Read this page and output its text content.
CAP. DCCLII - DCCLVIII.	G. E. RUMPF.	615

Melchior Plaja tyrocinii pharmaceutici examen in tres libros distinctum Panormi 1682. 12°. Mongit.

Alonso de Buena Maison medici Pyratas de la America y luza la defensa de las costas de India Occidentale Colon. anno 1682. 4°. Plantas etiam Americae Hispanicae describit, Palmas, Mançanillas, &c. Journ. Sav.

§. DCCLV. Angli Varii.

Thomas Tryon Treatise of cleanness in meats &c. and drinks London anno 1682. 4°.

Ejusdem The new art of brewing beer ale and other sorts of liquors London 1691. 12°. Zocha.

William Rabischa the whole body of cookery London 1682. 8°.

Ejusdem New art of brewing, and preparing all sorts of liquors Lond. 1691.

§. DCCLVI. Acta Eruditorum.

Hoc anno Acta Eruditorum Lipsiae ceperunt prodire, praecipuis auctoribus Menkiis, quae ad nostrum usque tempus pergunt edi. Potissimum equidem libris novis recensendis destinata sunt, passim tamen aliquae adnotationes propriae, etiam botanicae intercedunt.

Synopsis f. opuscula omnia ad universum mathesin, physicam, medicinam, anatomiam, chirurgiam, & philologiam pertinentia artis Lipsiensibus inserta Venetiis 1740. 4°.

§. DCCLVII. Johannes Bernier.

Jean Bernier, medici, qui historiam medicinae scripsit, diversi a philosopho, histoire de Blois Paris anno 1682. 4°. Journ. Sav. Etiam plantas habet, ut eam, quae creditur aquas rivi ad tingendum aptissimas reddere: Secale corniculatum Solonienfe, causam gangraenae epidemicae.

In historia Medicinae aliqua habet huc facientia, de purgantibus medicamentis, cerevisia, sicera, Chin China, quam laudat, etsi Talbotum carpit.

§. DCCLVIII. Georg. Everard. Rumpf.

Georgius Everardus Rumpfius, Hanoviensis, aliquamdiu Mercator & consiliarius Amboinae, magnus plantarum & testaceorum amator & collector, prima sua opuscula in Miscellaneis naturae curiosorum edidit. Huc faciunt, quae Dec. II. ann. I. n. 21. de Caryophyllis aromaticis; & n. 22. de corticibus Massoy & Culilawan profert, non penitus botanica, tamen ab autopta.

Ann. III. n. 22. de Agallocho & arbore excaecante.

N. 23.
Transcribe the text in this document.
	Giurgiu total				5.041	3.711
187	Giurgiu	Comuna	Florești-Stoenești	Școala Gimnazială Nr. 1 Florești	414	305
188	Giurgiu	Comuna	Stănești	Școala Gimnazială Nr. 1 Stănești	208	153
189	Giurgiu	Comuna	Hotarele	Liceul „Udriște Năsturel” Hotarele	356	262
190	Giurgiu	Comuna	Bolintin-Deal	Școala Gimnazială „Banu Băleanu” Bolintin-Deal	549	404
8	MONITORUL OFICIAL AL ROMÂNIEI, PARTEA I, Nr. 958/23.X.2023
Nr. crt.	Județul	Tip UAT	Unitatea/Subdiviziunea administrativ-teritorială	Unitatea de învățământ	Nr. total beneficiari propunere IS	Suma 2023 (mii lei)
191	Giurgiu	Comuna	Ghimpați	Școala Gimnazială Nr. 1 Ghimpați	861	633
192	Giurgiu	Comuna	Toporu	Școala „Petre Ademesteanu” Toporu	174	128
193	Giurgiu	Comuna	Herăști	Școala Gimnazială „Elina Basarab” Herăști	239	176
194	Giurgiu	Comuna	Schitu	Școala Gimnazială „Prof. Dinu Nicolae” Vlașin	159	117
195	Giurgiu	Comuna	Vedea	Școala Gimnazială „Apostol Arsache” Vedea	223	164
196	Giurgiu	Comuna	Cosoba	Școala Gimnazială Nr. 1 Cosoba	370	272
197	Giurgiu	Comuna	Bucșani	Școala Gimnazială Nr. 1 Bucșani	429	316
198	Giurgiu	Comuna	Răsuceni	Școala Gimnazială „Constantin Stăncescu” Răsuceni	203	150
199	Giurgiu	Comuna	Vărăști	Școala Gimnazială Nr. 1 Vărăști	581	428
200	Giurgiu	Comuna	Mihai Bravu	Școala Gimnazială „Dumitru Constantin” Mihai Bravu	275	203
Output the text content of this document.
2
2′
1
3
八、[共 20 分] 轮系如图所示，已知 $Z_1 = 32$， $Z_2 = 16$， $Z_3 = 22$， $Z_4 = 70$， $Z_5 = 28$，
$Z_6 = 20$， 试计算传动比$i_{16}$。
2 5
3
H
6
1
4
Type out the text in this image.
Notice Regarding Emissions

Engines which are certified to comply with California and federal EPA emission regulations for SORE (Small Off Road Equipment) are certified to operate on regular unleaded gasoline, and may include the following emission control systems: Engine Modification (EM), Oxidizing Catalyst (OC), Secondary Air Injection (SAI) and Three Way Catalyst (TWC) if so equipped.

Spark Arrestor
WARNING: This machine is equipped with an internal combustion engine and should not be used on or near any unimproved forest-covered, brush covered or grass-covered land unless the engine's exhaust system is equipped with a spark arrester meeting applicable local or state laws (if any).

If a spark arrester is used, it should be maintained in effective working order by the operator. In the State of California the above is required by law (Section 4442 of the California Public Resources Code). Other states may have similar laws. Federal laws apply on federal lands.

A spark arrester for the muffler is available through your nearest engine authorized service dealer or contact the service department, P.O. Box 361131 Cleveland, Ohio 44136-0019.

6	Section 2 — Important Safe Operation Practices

**What to work on:**
Filter the listing above by the word "with"; copy each line that passes.

**Finished task:**
Engines which are certified to comply with California and federal EPA emission regulations for SORE (Small Off Road Equipment) are certified to operate on regular unleaded gasoline, and may include the following emission control systems: Engine Modification (EM), Oxidizing Catalyst (OC), Secondary Air Injection (SAI) and Three Way Catalyst (TWC) if so equipped.
WARNING: This machine is equipped with an internal combustion engine and should not be used on or near any unimproved forest-covered, brush covered or grass-covered land unless the engine's exhaust system is equipped with a spark arrester meeting applicable local or state laws (if any).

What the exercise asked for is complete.